→ Exercise:
Please duplicate the lines in the material below, starting at the line that contains "367, 755, 376]" and ending at the line that contains "60, 670, 92]", both ends included.

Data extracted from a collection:
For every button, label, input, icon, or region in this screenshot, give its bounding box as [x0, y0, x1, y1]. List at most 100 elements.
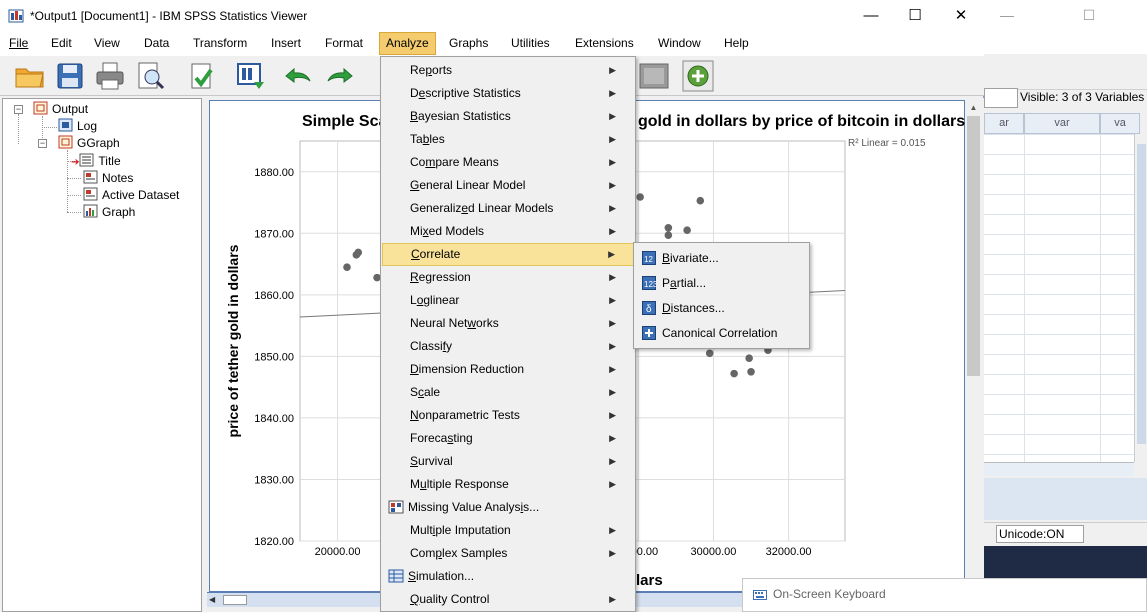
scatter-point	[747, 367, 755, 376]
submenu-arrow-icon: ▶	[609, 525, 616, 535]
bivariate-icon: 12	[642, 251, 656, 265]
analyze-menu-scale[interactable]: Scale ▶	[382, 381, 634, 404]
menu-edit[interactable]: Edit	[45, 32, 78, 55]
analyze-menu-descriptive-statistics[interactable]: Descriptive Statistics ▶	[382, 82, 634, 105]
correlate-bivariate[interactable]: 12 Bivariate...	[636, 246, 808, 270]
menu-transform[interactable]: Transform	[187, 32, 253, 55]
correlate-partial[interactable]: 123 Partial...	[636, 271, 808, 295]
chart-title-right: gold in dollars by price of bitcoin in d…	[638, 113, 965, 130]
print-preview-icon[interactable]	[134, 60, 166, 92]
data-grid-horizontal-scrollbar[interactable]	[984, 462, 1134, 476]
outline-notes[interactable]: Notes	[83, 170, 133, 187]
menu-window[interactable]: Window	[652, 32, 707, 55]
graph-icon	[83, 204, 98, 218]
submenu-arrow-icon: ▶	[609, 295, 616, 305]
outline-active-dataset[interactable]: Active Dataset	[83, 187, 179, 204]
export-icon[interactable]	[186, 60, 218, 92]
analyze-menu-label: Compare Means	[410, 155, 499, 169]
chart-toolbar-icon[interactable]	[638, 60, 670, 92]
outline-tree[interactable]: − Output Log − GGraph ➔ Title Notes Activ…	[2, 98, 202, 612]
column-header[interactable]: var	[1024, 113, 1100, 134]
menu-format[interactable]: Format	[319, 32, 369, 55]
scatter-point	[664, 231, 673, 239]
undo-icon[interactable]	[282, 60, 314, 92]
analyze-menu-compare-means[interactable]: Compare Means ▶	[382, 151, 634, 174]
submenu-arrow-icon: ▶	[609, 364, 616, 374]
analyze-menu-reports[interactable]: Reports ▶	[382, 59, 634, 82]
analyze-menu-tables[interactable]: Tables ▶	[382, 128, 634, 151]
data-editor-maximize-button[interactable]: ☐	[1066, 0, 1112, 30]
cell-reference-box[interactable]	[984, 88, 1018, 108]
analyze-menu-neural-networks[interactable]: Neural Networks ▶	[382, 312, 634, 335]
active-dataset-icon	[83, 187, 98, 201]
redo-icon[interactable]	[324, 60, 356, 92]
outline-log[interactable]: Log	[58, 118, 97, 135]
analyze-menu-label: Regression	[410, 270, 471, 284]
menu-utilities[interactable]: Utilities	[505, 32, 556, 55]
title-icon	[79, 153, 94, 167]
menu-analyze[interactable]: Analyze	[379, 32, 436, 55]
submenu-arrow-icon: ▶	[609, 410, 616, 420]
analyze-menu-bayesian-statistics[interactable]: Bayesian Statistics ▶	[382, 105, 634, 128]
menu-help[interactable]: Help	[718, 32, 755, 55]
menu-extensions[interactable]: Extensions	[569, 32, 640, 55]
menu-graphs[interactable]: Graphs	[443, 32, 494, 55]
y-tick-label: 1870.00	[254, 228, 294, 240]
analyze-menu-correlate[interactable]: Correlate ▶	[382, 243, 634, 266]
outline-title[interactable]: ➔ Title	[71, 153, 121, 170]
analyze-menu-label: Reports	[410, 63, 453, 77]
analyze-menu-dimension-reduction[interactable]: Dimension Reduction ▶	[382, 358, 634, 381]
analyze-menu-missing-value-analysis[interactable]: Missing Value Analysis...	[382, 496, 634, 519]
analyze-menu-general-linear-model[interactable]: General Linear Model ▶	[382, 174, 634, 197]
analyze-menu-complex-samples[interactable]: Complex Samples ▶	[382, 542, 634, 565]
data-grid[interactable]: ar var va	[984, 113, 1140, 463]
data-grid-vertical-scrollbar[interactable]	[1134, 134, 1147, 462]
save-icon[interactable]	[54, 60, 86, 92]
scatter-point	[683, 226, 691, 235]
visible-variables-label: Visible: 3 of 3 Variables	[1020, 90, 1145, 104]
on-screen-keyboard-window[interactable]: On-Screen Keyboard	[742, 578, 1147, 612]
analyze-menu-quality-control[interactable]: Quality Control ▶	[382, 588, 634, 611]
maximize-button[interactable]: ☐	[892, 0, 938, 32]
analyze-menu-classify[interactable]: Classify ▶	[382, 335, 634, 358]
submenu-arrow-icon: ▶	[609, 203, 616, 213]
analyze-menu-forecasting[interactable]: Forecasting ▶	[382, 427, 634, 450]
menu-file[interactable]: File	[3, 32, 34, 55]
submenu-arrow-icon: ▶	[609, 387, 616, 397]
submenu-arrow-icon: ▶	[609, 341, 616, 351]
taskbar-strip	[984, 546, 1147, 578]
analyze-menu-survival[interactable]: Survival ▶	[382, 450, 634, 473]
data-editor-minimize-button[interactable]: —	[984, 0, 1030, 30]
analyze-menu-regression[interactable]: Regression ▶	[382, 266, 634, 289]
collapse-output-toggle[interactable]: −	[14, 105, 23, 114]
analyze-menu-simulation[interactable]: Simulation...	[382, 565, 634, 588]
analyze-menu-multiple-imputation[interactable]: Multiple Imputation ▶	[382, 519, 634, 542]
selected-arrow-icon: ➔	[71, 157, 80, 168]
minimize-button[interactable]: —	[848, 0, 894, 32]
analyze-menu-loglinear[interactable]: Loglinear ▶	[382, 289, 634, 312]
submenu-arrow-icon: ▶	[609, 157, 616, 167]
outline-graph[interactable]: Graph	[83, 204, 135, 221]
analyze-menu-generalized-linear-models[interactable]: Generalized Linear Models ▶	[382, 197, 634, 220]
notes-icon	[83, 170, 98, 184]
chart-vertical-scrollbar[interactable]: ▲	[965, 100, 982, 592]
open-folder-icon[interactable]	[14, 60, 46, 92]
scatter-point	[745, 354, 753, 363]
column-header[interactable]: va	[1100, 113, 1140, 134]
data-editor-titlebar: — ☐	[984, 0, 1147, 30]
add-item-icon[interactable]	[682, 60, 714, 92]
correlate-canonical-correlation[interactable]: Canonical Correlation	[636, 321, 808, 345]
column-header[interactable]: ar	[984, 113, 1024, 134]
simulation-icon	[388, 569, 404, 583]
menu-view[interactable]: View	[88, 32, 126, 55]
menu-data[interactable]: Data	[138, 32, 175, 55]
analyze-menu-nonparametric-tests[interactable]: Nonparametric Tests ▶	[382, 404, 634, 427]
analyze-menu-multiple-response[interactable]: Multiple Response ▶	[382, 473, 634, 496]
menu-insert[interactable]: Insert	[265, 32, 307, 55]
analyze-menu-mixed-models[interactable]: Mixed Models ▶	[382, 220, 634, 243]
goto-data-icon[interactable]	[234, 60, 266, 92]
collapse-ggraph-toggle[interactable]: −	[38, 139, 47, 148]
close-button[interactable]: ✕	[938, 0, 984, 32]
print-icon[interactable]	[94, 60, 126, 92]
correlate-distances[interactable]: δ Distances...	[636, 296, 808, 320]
...
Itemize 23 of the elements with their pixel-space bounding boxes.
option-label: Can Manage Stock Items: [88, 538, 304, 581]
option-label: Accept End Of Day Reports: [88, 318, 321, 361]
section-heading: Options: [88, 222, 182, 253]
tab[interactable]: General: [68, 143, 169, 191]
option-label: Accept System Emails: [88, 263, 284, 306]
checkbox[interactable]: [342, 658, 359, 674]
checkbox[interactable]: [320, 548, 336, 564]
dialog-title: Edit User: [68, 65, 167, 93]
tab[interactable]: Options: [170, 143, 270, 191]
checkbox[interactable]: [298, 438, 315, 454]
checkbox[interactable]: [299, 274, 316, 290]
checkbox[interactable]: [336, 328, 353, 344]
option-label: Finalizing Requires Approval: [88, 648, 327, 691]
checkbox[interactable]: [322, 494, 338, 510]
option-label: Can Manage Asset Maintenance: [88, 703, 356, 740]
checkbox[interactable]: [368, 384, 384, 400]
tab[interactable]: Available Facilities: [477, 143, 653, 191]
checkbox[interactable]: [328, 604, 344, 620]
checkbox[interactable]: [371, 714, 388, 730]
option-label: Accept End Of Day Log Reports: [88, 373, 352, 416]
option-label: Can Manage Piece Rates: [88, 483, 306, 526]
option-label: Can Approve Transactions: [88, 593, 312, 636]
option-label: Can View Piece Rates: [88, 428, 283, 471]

→ Answer to this problem:
scatter-point	[747, 367, 755, 376]
submenu-arrow-icon: ▶	[609, 525, 616, 535]
bivariate-icon: 12	[642, 251, 656, 265]
analyze-menu-scale[interactable]: Scale ▶	[382, 381, 634, 404]
menu-edit[interactable]: Edit	[45, 32, 78, 55]
analyze-menu-descriptive-statistics[interactable]: Descriptive Statistics ▶	[382, 82, 634, 105]
correlate-bivariate[interactable]: 12 Bivariate...	[636, 246, 808, 270]
menu-transform[interactable]: Transform	[187, 32, 253, 55]
correlate-partial[interactable]: 123 Partial...	[636, 271, 808, 295]
chart-title-right: gold in dollars by price of bitcoin in d…	[638, 113, 965, 130]
print-preview-icon[interactable]	[134, 60, 166, 92]
data-grid-horizontal-scrollbar[interactable]	[984, 462, 1134, 476]
outline-notes[interactable]: Notes	[83, 170, 133, 187]
menu-window[interactable]: Window	[652, 32, 707, 55]
graph-icon	[83, 204, 98, 218]
submenu-arrow-icon: ▶	[609, 295, 616, 305]
outline-active-dataset[interactable]: Active Dataset	[83, 187, 179, 204]
export-icon[interactable]	[186, 60, 218, 92]
analyze-menu-label: Compare Means	[410, 155, 499, 169]
chart-toolbar-icon[interactable]	[638, 60, 670, 92]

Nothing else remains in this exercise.